### Task details:
Separate out the lines that hold "option".

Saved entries
____________________

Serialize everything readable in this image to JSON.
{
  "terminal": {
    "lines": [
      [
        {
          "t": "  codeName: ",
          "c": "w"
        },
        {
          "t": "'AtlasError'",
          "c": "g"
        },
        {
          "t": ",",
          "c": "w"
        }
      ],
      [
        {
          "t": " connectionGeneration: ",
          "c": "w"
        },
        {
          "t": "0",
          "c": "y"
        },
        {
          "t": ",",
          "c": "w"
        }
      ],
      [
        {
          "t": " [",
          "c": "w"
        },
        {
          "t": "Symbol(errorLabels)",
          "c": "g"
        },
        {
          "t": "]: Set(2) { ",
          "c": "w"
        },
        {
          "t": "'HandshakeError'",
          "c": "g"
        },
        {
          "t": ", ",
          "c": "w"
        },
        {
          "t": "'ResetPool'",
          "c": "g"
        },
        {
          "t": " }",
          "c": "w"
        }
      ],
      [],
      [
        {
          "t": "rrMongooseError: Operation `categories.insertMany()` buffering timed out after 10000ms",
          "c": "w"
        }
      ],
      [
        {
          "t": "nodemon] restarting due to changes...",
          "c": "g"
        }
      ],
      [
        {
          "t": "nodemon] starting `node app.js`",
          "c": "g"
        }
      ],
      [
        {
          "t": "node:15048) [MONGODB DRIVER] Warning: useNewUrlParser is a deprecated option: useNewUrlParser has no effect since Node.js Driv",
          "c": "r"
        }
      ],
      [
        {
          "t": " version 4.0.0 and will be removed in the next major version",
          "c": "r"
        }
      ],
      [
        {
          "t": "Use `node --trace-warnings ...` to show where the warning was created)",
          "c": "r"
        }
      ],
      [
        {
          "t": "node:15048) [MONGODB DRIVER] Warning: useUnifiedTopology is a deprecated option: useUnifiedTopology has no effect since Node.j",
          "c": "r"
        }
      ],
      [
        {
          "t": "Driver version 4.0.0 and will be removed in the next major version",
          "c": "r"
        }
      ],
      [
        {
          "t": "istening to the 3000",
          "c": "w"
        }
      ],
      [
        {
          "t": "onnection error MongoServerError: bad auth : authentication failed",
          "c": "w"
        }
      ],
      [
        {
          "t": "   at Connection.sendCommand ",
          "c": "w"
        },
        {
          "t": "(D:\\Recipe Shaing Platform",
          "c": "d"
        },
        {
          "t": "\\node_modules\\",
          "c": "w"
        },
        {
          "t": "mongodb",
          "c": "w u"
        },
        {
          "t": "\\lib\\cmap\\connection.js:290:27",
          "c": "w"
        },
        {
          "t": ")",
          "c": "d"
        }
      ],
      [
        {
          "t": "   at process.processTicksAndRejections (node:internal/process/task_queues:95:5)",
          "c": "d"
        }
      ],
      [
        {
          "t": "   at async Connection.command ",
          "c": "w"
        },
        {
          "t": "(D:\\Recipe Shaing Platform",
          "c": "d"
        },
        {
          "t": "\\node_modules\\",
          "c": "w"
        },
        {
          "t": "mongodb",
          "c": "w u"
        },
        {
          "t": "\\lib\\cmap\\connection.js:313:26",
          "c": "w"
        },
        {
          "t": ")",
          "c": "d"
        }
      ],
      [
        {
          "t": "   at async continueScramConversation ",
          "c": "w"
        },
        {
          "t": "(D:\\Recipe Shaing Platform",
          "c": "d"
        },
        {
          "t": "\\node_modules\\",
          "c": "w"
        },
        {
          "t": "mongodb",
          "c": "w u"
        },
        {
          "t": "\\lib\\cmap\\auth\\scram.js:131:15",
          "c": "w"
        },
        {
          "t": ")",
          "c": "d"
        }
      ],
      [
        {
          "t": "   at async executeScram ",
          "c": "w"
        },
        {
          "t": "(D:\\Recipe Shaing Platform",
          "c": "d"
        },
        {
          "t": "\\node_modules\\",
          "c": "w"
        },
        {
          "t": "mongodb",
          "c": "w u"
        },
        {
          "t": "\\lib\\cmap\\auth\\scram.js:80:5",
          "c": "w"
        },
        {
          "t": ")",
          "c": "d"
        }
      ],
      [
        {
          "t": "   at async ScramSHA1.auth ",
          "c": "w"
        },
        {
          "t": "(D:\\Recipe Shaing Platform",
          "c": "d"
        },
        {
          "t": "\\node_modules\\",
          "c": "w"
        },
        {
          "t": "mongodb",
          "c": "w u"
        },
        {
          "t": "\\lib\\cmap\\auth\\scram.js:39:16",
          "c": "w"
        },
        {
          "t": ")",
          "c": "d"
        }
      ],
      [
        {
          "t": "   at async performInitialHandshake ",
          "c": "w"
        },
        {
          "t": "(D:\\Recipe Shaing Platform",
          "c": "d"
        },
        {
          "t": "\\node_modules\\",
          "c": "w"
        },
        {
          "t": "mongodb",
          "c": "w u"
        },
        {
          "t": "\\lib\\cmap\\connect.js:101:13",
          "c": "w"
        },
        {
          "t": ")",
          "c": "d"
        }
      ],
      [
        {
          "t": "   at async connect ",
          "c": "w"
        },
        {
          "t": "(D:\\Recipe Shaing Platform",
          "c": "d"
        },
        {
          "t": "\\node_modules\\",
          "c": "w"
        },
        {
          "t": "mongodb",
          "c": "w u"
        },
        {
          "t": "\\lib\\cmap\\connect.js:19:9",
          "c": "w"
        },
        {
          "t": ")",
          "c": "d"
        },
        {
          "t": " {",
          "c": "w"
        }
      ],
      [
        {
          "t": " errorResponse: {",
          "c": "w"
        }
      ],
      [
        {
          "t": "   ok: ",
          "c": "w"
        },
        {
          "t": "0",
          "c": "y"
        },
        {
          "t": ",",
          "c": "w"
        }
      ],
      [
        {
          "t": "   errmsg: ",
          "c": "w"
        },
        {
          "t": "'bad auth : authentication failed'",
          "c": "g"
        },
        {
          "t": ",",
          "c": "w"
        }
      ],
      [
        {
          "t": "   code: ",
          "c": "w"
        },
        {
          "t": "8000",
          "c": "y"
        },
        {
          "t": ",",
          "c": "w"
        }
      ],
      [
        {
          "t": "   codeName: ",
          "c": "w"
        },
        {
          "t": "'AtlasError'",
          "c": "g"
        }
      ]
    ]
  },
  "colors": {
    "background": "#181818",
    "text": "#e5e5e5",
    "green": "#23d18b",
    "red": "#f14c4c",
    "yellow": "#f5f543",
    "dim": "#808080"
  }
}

____________________

### Response:
          "t": "node:15048) [MONGODB DRIVER] Warning: useNewUrlParser is a deprecated option: useNewUrlParser has no effect since Node.js Driv",
          "t": "node:15048) [MONGODB DRIVER] Warning: useUnifiedTopology is a deprecated option: useUnifiedTopology has no effect since Node.j",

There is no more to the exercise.